Locate the line that contains "Give me the". Reproduce it and all following lines up to the end of the material, exactly and with nothing added.

— start of Available records —

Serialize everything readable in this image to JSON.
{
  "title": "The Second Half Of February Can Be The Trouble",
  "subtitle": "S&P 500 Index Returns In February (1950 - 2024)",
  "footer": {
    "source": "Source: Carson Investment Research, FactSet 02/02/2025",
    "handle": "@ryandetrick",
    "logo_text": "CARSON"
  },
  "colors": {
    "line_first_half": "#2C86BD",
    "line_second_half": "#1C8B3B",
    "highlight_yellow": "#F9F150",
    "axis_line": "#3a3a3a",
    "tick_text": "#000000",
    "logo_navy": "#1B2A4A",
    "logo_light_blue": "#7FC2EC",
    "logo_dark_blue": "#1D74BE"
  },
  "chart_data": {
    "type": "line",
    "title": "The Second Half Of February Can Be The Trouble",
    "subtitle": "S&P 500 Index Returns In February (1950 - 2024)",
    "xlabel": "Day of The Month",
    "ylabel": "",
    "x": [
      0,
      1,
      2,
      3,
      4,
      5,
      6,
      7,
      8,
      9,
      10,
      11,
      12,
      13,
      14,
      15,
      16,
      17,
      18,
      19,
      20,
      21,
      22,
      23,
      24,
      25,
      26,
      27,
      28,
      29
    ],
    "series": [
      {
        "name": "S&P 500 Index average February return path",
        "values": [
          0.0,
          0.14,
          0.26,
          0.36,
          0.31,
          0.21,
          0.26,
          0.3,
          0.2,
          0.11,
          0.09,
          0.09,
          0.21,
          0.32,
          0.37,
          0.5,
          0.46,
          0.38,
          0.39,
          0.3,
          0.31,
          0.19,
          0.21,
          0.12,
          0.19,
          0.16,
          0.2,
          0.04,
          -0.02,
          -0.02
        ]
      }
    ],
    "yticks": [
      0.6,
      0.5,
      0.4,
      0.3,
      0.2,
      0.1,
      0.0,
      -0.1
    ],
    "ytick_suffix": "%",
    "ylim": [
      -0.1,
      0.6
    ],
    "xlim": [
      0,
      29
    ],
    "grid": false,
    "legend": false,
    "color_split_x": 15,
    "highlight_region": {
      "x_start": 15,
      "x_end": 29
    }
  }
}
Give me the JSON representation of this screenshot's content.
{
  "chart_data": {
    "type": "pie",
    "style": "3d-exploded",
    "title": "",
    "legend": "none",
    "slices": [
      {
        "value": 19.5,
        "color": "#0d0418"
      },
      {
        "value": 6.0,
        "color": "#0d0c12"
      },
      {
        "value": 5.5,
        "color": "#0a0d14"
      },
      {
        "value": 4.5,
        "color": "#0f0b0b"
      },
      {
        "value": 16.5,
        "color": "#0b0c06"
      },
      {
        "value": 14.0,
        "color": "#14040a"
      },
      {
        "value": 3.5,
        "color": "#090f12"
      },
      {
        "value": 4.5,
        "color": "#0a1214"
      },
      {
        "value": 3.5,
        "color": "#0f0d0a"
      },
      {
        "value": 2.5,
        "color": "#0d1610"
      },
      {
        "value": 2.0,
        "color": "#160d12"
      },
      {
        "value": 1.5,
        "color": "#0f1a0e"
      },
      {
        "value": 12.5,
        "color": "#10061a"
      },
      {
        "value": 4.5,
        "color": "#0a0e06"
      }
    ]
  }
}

— end of Available records —

Answer for the task
Give me the JSON representation of this screenshot's content.
{
  "chart_data": {
    "type": "pie",
    "style": "3d-exploded",
    "title": "",
    "legend": "none",
    "slices": [
      {
        "value": 19.5,
        "color": "#0d0418"
      },
      {
        "value": 6.0,
        "color": "#0d0c12"
      },
      {
        "value": 5.5,
        "color": "#0a0d14"
      },
      {
        "value": 4.5,
        "color": "#0f0b0b"
      },
      {
        "value": 16.5,
        "color": "#0b0c06"
      },
      {
        "value": 14.0,
        "color": "#14040a"
      },
      {
        "value": 3.5,
        "color": "#090f12"
      },
      {
        "value": 4.5,
        "color": "#0a1214"
      },
      {
        "value": 3.5,
        "color": "#0f0d0a"
      },
      {
        "value": 2.5,
        "color": "#0d1610"
      },
      {
        "value": 2.0,
        "color": "#160d12"
      },
      {
        "value": 1.5,
        "color": "#0f1a0e"
      },
      {
        "value": 12.5,
        "color": "#10061a"
      },
      {
        "value": 4.5,
        "color": "#0a0e06"
      }
    ]
  }
}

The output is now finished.